Exercise prompt ->
Rewrite the rows starting at the one that contains "Where is each" and ending at the one that contains "svg-text:65: 65 bbox=[484, 276, 494, 285]", replacing "screenshot" with "rendering" and leaving everything else the same.

Supplied material ->
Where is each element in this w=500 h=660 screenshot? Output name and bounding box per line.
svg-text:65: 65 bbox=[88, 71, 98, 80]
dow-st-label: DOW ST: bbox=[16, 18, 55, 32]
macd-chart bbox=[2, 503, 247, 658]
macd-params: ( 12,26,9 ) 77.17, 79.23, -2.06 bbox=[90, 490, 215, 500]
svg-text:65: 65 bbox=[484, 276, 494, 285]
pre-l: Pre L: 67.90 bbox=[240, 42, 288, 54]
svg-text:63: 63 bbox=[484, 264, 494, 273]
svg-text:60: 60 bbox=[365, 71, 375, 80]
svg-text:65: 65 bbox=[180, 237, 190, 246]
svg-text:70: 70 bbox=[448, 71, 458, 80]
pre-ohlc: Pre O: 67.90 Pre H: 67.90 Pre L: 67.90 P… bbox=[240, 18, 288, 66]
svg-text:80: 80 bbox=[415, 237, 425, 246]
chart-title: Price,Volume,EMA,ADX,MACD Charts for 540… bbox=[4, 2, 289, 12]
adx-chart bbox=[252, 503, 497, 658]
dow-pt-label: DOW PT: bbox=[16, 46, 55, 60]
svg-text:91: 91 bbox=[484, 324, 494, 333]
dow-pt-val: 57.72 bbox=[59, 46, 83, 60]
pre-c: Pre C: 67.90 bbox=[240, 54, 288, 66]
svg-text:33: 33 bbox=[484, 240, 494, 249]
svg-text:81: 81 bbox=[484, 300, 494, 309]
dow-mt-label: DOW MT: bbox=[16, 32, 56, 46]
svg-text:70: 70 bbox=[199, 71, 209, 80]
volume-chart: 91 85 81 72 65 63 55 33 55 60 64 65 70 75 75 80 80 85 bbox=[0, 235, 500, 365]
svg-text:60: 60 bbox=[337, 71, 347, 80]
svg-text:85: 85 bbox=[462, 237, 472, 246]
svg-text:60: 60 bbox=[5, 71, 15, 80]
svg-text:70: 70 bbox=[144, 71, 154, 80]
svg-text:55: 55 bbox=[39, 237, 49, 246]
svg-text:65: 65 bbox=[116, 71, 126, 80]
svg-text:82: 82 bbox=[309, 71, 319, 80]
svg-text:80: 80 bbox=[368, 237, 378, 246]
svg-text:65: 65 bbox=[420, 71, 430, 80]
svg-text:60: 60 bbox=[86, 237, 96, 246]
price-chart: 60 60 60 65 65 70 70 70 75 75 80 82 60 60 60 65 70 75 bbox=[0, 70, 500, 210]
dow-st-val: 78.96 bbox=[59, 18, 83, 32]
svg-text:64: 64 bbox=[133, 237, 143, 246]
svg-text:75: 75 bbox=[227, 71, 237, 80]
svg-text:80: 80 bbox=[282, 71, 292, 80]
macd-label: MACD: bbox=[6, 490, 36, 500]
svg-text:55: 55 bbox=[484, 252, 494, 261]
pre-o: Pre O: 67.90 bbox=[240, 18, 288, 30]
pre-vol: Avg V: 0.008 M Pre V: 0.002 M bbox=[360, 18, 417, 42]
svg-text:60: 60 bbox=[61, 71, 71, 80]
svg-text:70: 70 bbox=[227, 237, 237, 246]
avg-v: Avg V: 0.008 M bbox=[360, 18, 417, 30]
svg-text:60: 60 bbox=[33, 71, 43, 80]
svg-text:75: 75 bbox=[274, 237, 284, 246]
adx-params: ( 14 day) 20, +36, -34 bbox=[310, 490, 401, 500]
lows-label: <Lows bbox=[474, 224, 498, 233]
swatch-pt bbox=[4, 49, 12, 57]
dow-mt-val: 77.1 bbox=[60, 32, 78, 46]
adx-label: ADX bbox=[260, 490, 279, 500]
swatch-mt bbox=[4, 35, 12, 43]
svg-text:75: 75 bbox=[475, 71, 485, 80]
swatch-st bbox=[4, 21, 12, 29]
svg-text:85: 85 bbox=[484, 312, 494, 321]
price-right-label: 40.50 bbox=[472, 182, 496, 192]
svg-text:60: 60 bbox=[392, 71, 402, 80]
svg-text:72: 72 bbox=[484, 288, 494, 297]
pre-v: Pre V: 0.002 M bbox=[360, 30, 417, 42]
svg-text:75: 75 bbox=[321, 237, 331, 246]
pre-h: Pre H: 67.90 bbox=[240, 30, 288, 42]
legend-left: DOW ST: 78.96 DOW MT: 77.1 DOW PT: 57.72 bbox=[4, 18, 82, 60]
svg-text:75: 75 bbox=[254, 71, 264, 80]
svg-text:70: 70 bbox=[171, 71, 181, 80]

* * *

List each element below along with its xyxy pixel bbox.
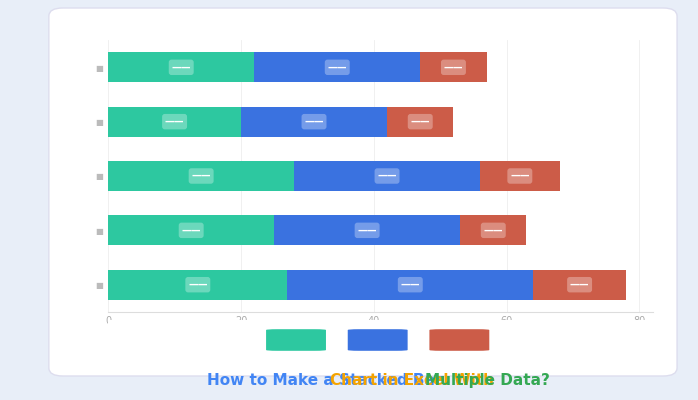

The response ->
Where is each element in this w=500 h=660 rendering? Output name and bounding box per line.
svg-text:65: 65 bbox=[88, 71, 98, 80]
dow-st-label: DOW ST: bbox=[16, 18, 55, 32]
macd-chart bbox=[2, 503, 247, 658]
macd-params: ( 12,26,9 ) 77.17, 79.23, -2.06 bbox=[90, 490, 215, 500]
svg-text:65: 65 bbox=[484, 276, 494, 285]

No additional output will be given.